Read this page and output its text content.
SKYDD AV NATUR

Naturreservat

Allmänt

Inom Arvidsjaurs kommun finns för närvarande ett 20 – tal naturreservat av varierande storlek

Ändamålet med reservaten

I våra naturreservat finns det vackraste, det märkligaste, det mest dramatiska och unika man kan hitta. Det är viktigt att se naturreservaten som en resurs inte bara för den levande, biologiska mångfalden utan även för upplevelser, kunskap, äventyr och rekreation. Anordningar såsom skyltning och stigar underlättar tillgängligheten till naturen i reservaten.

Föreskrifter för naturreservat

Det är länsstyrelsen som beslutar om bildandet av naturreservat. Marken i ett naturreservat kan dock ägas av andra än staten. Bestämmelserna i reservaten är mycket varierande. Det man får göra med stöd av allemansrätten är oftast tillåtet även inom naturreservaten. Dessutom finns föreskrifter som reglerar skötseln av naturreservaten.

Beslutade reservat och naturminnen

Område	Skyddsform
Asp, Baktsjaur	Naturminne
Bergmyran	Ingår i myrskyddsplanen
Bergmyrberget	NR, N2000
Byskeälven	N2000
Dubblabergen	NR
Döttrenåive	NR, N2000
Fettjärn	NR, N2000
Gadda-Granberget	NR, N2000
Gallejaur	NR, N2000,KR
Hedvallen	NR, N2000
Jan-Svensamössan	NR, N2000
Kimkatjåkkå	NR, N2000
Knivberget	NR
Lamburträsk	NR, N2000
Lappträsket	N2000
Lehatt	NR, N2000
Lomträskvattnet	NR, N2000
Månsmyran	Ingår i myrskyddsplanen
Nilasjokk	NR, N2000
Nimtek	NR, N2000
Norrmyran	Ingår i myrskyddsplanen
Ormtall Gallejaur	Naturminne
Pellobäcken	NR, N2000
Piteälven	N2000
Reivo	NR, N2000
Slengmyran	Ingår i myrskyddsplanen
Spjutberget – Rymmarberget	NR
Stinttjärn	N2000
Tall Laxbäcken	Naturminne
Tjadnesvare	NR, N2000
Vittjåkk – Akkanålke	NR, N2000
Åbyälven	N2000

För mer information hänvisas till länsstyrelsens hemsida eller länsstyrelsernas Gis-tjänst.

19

TASK DESCRIPTION | Reproduce the material above, every line of it, exactly.

RESULT OF THE TASK |
Read this page and output its text content.
SKYDD AV NATUR

Naturreservat

Allmänt

Inom Arvidsjaurs kommun finns för närvarande ett 20 – tal naturreservat av varierande storlek

Ändamålet med reservaten

I våra naturreservat finns det vackraste, det märkligaste, det mest dramatiska och unika man kan hitta. Det är viktigt att se naturreservaten som en resurs inte bara för den levande, biologiska mångfalden utan även för upplevelser, kunskap, äventyr och rekreation. Anordningar såsom skyltning och stigar underlättar tillgängligheten till naturen i reservaten.

Föreskrifter för naturreservat

Det är länsstyrelsen som beslutar om bildandet av naturreservat. Marken i ett naturreservat kan dock ägas av andra än staten. Bestämmelserna i reservaten är mycket varierande. Det man får göra med stöd av allemansrätten är oftast tillåtet även inom naturreservaten. Dessutom finns föreskrifter som reglerar skötseln av naturreservaten.

Beslutade reservat och naturminnen

Område	Skyddsform
Asp, Baktsjaur	Naturminne
Bergmyran	Ingår i myrskyddsplanen
Bergmyrberget	NR, N2000
Byskeälven	N2000
Dubblabergen	NR
Döttrenåive	NR, N2000
Fettjärn	NR, N2000
Gadda-Granberget	NR, N2000
Gallejaur	NR, N2000,KR
Hedvallen	NR, N2000
Jan-Svensamössan	NR, N2000
Kimkatjåkkå	NR, N2000
Knivberget	NR
Lamburträsk	NR, N2000
Lappträsket	N2000
Lehatt	NR, N2000
Lomträskvattnet	NR, N2000
Månsmyran	Ingår i myrskyddsplanen
Nilasjokk	NR, N2000
Nimtek	NR, N2000
Norrmyran	Ingår i myrskyddsplanen
Ormtall Gallejaur	Naturminne
Pellobäcken	NR, N2000
Piteälven	N2000
Reivo	NR, N2000
Slengmyran	Ingår i myrskyddsplanen
Spjutberget – Rymmarberget	NR
Stinttjärn	N2000
Tall Laxbäcken	Naturminne
Tjadnesvare	NR, N2000
Vittjåkk – Akkanålke	NR, N2000
Åbyälven	N2000

För mer information hänvisas till länsstyrelsens hemsida eller länsstyrelsernas Gis-tjänst.

19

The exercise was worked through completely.